Goal
List, from the lines below, each one with "BerbagiYuk" in it.

***** Data to process *****

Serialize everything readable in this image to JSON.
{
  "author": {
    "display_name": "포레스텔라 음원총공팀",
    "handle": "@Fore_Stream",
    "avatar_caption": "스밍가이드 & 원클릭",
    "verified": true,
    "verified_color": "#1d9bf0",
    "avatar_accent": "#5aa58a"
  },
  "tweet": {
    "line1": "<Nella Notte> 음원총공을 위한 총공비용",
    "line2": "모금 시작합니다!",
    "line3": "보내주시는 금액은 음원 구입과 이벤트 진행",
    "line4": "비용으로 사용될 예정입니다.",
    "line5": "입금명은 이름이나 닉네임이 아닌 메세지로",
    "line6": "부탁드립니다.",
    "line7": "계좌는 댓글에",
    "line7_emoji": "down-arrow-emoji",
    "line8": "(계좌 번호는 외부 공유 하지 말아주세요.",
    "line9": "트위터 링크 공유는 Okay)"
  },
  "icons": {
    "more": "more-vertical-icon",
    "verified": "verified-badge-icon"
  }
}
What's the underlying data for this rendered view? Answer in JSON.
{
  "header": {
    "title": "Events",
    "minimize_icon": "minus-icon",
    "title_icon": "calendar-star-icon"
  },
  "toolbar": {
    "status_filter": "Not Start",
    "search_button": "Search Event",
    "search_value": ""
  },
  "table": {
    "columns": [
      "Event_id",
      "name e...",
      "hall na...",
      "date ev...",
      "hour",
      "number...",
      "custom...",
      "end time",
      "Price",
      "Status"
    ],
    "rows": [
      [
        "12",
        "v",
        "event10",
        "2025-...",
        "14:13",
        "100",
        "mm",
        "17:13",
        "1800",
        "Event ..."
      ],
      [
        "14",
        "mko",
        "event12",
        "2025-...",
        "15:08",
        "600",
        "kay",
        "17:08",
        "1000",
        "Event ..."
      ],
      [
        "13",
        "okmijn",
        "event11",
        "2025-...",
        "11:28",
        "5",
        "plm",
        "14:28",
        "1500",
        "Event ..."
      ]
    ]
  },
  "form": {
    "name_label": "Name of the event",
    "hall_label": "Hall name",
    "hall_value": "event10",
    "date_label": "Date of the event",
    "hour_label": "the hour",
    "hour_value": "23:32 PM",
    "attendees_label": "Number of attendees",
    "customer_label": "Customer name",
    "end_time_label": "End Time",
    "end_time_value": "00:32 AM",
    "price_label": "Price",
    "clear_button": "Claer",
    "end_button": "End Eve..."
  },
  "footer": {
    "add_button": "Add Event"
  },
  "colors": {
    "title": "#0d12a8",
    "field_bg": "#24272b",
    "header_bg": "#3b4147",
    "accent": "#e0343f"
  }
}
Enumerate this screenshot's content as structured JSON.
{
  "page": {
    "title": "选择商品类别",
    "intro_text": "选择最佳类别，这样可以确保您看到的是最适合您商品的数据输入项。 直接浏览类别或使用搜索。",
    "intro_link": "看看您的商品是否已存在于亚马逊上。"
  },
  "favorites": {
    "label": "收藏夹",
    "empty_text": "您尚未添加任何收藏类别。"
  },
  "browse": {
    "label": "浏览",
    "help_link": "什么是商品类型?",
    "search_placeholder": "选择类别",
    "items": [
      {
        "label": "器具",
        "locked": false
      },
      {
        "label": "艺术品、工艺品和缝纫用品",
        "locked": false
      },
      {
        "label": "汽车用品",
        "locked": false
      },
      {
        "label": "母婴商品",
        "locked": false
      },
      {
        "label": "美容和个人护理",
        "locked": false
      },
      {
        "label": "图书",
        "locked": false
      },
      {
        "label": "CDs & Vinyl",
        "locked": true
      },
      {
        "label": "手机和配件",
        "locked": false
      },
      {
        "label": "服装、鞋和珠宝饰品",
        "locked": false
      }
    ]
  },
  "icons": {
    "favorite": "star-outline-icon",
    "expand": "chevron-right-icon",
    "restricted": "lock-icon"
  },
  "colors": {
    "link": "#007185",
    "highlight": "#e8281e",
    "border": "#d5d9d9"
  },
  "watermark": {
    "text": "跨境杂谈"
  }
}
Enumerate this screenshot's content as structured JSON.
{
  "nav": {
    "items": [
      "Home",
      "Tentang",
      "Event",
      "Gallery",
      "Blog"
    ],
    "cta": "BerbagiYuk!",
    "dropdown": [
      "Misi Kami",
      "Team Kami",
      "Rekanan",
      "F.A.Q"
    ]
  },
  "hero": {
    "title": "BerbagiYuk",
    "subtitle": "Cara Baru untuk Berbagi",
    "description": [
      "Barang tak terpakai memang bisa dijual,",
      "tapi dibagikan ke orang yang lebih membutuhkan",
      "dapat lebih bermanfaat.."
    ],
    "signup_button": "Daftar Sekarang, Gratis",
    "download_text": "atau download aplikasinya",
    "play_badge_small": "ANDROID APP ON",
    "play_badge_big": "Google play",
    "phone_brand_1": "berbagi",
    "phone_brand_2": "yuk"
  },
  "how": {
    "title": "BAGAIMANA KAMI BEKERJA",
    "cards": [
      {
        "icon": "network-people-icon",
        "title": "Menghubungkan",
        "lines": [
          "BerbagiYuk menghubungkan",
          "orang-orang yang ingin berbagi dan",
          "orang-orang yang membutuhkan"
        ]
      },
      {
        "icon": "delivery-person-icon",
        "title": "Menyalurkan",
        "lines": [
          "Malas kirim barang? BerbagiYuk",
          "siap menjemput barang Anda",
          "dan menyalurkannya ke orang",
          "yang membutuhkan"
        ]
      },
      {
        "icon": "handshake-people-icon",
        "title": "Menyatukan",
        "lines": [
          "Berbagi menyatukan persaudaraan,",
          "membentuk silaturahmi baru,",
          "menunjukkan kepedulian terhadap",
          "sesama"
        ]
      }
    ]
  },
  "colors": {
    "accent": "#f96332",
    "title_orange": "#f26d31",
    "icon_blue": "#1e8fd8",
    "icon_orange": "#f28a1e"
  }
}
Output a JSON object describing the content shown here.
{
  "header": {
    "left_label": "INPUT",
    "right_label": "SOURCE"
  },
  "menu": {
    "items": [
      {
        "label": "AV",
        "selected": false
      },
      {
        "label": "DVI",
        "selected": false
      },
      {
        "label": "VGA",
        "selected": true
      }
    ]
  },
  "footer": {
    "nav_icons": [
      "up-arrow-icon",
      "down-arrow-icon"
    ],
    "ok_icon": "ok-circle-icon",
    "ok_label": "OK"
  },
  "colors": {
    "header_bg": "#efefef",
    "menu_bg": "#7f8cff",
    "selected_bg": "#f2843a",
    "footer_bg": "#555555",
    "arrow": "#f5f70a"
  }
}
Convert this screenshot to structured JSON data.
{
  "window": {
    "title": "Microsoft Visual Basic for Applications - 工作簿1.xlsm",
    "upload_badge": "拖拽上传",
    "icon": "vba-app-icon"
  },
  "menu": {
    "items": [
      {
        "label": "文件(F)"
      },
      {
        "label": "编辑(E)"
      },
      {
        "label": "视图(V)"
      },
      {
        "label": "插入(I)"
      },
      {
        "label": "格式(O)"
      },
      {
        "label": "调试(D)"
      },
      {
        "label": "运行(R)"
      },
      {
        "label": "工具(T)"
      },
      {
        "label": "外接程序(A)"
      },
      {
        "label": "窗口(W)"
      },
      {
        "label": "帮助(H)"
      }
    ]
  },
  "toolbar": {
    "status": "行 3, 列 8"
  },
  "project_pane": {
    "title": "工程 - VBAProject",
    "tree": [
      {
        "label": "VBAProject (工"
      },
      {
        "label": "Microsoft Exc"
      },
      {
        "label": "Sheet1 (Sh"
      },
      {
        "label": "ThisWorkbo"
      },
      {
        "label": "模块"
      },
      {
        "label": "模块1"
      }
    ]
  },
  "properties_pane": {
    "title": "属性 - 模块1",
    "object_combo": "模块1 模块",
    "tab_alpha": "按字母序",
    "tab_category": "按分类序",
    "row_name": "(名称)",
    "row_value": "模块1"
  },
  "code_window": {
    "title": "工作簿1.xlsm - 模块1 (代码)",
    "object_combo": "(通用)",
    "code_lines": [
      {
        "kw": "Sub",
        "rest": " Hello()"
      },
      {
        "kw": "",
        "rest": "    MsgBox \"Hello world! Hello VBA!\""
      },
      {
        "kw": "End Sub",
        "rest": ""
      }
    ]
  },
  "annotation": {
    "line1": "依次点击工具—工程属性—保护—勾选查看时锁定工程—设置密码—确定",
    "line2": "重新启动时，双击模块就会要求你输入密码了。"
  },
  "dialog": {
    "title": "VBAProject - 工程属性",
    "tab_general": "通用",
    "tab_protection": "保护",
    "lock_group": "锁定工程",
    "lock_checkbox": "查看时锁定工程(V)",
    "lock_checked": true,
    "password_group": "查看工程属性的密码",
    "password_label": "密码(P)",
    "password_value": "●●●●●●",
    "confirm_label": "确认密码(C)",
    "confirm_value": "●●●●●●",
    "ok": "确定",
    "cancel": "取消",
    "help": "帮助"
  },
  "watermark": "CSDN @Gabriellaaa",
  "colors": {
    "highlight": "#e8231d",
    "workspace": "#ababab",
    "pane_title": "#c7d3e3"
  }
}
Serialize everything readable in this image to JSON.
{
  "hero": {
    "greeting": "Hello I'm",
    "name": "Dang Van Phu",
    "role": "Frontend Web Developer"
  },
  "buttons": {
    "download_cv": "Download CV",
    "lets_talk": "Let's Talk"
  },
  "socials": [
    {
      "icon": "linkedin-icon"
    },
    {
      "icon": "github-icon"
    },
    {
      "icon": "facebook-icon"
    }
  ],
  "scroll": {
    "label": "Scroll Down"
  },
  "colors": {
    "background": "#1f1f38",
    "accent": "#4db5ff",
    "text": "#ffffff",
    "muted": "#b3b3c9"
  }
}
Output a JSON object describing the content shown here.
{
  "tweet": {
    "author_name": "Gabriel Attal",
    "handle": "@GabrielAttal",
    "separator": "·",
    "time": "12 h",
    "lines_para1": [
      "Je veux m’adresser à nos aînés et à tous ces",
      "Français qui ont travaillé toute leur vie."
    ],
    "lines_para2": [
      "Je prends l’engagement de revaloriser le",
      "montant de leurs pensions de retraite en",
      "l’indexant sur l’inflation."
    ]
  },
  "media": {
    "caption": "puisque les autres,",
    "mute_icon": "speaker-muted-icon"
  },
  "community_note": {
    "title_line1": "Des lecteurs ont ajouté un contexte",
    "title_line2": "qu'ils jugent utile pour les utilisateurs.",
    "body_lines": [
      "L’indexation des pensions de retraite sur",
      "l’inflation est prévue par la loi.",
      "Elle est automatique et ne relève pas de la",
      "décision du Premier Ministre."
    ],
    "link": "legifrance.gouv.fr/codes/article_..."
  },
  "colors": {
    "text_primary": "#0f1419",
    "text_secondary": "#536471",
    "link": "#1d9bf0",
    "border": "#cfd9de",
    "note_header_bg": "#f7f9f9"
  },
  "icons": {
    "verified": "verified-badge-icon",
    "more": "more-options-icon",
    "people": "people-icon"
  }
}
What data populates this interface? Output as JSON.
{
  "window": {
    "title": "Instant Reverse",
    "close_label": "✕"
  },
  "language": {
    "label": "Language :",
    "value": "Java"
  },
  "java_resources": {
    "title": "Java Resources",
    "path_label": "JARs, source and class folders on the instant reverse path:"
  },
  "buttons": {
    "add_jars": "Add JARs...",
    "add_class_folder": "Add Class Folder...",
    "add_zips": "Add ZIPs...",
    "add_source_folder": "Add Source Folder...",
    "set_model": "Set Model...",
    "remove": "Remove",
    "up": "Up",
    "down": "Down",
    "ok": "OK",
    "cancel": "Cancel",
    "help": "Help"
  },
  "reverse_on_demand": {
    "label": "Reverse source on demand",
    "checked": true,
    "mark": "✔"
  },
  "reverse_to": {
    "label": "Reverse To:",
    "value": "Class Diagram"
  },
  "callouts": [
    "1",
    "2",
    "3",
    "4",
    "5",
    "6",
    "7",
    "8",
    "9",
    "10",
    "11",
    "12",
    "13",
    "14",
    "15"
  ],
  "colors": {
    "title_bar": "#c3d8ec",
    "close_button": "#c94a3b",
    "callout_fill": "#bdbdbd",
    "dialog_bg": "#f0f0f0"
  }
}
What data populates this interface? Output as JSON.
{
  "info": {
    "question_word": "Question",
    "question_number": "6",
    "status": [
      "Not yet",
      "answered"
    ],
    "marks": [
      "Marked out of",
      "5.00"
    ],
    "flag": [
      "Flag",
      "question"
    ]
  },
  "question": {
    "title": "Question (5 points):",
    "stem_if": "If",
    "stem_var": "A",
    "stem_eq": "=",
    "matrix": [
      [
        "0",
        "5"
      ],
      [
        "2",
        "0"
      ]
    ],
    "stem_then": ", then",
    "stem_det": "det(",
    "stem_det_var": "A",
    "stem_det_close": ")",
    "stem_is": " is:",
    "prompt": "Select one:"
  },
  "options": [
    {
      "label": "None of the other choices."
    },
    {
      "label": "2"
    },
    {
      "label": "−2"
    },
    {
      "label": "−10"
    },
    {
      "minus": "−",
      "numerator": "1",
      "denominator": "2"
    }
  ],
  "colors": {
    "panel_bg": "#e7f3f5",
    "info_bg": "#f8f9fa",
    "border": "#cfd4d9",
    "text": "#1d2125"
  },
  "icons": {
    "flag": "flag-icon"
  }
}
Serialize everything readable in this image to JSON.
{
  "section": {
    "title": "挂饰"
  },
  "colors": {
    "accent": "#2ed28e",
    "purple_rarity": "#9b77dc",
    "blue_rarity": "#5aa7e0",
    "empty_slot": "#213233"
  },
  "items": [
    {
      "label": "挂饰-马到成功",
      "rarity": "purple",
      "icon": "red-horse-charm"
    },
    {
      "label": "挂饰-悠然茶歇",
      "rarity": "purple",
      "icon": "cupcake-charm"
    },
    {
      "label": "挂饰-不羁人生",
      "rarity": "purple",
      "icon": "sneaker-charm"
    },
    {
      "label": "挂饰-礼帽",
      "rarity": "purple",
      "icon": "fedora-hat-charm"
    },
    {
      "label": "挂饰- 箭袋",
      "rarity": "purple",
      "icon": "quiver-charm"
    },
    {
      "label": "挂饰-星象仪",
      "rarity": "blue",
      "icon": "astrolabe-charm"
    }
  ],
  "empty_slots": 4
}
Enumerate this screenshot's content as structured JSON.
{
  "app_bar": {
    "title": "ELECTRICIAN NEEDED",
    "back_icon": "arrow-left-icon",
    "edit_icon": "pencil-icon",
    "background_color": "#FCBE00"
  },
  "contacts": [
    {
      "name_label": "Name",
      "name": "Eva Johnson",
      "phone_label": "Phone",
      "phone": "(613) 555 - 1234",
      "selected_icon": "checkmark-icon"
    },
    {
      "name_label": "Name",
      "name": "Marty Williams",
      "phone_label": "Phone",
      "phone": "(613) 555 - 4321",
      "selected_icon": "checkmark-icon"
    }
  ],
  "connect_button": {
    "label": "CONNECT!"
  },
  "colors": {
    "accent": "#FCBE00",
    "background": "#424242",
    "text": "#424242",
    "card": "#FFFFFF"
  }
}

*****

Result
    "cta": "BerbagiYuk!",
    "title": "BerbagiYuk",
          "BerbagiYuk menghubungkan",
          "Malas kirim barang? BerbagiYuk",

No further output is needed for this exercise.